Objective
Find all lines in the listing that include the word "Kapitän", then copy them.

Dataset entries
• • • • • • •
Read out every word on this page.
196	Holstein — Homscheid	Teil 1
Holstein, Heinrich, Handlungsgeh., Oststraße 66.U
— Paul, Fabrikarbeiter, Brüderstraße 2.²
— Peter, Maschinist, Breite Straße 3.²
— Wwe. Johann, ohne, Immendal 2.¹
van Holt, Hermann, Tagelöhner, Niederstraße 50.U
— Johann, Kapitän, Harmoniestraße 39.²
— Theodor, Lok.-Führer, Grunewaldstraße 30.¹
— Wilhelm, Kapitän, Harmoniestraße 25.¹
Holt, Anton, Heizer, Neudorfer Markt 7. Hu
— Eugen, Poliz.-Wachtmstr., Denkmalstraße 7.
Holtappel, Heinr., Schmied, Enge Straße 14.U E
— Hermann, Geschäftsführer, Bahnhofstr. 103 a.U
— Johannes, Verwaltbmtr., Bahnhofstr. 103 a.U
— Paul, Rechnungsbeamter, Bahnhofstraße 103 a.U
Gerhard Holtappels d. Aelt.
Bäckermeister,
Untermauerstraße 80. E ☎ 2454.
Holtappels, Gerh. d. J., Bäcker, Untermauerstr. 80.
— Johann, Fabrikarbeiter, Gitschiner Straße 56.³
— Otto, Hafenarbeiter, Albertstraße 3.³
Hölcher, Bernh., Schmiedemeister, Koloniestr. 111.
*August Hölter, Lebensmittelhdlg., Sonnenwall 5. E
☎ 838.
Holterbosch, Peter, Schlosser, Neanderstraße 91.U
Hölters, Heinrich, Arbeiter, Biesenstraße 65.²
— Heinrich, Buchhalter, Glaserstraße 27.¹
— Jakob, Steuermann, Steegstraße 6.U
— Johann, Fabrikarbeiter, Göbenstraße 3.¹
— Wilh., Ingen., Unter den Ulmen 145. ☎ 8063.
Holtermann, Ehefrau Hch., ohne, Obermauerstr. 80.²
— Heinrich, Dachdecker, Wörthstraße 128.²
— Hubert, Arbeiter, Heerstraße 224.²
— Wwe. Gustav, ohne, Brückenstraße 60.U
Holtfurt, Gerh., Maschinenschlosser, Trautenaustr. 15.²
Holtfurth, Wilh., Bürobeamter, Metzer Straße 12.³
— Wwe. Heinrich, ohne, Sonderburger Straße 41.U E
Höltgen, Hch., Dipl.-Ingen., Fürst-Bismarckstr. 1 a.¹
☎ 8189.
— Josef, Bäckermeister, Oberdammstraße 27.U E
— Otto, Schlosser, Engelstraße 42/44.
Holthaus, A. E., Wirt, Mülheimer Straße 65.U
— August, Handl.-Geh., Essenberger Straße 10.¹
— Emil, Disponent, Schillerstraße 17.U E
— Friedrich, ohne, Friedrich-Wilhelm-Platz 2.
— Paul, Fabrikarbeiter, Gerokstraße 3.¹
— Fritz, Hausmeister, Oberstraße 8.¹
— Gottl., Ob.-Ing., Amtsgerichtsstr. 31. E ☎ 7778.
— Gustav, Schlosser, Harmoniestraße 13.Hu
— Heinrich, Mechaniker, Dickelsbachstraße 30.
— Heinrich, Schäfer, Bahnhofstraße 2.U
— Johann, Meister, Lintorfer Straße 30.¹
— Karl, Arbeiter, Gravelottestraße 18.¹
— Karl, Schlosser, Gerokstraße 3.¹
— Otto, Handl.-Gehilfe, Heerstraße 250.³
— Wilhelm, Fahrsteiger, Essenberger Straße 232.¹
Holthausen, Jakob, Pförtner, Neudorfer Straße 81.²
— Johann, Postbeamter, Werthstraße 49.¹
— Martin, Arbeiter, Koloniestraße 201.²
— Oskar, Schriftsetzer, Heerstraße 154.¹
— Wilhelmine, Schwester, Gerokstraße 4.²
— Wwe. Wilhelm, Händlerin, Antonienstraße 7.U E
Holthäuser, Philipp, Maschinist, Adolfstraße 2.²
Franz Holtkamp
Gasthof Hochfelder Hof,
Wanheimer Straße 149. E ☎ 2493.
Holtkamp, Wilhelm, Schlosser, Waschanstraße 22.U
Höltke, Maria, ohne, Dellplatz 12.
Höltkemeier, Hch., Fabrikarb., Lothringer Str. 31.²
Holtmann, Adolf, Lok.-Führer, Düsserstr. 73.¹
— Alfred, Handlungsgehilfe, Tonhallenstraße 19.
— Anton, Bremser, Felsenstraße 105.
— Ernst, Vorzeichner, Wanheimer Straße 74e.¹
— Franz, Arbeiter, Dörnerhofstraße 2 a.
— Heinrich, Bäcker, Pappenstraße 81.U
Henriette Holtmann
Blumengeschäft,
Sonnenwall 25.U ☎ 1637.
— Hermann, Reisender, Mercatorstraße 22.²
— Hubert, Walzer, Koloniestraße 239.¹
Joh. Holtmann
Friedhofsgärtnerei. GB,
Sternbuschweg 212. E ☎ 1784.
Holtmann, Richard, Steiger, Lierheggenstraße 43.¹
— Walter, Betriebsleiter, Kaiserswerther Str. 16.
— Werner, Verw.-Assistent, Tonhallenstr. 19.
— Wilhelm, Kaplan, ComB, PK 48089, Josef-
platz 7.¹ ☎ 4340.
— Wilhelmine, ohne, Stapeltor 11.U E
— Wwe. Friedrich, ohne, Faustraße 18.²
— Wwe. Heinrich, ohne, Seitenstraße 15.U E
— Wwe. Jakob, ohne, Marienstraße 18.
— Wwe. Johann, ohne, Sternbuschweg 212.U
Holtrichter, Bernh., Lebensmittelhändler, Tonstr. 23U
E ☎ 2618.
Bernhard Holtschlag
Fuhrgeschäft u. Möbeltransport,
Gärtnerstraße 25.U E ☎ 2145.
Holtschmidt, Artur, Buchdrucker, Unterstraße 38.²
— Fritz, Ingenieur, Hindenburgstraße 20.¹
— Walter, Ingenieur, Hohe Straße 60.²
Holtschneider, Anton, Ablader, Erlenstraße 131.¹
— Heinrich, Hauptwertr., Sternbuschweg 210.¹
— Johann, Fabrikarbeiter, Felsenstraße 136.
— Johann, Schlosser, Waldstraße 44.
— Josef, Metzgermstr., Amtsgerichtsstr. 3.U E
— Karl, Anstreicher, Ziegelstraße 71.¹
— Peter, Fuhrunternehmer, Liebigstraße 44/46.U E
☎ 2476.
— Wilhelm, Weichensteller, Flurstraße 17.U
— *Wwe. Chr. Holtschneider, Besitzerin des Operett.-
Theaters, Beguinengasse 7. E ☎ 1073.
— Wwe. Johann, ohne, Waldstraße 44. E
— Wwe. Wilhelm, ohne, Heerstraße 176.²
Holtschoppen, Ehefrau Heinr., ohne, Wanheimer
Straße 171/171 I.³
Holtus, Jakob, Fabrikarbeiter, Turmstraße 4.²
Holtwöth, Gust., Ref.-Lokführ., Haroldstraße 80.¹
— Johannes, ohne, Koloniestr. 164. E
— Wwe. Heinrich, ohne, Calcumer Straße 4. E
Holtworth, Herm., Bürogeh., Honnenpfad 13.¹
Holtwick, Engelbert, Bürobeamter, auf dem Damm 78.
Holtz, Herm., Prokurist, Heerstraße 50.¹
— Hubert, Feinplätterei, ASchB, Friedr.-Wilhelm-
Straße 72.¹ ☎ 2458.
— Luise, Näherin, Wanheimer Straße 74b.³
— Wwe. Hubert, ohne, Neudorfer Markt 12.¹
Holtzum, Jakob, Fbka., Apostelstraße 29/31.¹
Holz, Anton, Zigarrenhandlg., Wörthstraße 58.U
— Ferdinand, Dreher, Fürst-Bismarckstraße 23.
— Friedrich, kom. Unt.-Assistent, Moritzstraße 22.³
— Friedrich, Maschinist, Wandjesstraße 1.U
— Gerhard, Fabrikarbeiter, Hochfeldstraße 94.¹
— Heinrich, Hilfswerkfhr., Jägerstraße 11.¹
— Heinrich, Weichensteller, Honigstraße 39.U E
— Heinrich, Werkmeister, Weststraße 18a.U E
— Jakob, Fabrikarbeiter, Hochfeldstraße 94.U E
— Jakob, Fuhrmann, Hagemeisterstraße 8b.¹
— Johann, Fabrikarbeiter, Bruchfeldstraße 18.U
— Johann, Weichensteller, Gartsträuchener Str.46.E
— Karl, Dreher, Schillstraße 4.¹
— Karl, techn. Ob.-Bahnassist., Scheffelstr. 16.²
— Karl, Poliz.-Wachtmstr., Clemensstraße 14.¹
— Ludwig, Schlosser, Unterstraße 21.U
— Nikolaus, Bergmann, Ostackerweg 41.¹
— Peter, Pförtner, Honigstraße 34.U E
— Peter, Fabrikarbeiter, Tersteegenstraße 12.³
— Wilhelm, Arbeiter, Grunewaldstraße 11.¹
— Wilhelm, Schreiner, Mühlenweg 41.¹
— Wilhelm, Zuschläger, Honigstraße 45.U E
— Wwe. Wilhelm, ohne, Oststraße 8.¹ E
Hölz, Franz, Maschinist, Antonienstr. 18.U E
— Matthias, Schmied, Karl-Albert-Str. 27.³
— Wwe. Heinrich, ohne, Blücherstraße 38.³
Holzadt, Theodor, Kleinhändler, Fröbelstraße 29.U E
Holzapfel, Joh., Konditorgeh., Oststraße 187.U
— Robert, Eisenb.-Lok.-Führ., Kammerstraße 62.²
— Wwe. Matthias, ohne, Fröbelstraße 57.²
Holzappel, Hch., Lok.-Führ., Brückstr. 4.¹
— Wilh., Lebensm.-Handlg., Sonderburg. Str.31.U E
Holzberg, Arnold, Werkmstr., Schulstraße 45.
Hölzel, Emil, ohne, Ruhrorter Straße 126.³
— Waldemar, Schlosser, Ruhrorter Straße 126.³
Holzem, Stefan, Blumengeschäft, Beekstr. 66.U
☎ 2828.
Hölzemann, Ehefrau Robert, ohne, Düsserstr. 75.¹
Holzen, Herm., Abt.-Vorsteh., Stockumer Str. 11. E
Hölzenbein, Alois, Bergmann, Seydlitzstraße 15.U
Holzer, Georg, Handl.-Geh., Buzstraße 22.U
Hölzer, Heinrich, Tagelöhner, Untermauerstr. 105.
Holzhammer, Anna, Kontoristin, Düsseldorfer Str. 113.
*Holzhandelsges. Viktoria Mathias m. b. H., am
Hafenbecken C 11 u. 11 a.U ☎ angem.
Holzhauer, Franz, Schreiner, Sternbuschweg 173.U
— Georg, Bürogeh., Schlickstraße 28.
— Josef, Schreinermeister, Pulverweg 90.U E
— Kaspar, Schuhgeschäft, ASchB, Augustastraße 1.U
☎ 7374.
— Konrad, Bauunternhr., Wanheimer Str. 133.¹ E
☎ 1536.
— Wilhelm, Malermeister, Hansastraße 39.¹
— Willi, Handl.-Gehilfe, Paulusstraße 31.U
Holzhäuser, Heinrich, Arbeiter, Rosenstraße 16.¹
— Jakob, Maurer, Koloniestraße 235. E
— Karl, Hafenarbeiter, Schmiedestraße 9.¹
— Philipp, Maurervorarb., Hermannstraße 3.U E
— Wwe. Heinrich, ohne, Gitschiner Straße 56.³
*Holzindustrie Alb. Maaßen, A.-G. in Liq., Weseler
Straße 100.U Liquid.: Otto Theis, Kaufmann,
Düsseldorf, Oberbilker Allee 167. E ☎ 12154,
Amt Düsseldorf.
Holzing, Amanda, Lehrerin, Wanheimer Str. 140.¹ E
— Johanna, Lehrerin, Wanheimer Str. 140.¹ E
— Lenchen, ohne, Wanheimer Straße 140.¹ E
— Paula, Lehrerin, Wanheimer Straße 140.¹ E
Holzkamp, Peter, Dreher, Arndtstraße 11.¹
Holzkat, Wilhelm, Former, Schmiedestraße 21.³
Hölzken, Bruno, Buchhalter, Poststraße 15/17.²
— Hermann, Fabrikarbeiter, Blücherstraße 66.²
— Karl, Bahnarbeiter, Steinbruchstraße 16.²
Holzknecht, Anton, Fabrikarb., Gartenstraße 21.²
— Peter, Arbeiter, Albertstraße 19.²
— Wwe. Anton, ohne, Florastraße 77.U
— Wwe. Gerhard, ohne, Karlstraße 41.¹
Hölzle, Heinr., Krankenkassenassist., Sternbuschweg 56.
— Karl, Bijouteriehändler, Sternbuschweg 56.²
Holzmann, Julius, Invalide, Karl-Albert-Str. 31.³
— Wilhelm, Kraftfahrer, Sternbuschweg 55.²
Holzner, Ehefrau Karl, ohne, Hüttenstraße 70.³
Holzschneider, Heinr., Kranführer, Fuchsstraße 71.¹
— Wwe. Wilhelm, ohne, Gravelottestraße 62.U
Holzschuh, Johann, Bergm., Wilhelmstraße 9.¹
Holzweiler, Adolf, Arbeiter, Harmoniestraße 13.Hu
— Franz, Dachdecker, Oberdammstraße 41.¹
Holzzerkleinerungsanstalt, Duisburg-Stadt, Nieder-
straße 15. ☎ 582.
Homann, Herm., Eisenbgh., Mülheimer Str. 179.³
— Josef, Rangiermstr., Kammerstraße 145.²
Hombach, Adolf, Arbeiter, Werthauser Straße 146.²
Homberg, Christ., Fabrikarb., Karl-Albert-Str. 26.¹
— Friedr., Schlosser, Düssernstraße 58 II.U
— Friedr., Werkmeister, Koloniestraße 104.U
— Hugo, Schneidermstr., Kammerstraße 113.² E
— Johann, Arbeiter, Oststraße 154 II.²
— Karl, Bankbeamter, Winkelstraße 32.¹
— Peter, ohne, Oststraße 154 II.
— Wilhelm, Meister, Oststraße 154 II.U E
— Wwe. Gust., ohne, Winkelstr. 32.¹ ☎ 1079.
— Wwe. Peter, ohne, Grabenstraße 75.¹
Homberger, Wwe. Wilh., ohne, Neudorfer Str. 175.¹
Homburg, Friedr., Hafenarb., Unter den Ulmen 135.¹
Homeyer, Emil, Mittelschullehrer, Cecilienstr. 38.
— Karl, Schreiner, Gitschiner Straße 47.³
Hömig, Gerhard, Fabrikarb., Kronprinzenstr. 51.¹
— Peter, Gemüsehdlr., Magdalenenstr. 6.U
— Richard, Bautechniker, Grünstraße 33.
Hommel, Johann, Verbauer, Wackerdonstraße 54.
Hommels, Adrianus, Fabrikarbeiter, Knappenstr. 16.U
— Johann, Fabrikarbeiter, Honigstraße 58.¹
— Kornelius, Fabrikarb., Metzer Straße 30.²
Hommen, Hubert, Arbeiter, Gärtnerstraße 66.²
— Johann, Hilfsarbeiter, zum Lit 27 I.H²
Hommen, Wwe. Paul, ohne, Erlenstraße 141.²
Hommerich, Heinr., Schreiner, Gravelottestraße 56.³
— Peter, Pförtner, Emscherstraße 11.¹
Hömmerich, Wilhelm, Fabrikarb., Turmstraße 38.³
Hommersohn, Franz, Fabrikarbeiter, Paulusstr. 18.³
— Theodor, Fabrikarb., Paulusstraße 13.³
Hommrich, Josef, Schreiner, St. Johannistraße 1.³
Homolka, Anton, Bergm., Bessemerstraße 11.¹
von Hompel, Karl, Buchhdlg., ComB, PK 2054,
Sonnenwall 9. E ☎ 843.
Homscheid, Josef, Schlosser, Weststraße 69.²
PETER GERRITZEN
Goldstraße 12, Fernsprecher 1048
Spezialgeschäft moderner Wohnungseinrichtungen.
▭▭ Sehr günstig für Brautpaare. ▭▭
• • • • • • •
Result
— Johann, Kapitän, Harmoniestraße 39.²
— Wilhelm, Kapitän, Harmoniestraße 25.¹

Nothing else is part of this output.